## Request
Please write out the material below exactly as given.

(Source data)
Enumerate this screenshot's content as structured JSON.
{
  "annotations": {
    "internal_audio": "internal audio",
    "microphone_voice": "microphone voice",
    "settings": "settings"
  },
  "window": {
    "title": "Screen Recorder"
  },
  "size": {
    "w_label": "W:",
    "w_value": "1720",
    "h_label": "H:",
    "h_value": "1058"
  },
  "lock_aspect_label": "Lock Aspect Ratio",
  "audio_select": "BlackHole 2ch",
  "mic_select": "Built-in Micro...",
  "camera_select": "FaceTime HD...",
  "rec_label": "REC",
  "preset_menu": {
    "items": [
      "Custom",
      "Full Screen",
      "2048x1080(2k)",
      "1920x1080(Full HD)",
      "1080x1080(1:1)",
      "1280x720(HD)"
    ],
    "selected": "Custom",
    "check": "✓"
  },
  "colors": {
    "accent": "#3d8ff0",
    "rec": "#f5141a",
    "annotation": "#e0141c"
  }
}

## Solution for this exercise
Enumerate this screenshot's content as structured JSON.
{
  "annotations": {
    "internal_audio": "internal audio",
    "microphone_voice": "microphone voice",
    "settings": "settings"
  },
  "window": {
    "title": "Screen Recorder"
  },
  "size": {
    "w_label": "W:",
    "w_value": "1720",
    "h_label": "H:",
    "h_value": "1058"
  },
  "lock_aspect_label": "Lock Aspect Ratio",
  "audio_select": "BlackHole 2ch",
  "mic_select": "Built-in Micro...",
  "camera_select": "FaceTime HD...",
  "rec_label": "REC",
  "preset_menu": {
    "items": [
      "Custom",
      "Full Screen",
      "2048x1080(2k)",
      "1920x1080(Full HD)",
      "1080x1080(1:1)",
      "1280x720(HD)"
    ],
    "selected": "Custom",
    "check": "✓"
  },
  "colors": {
    "accent": "#3d8ff0",
    "rec": "#f5141a",
    "annotation": "#e0141c"
  }
}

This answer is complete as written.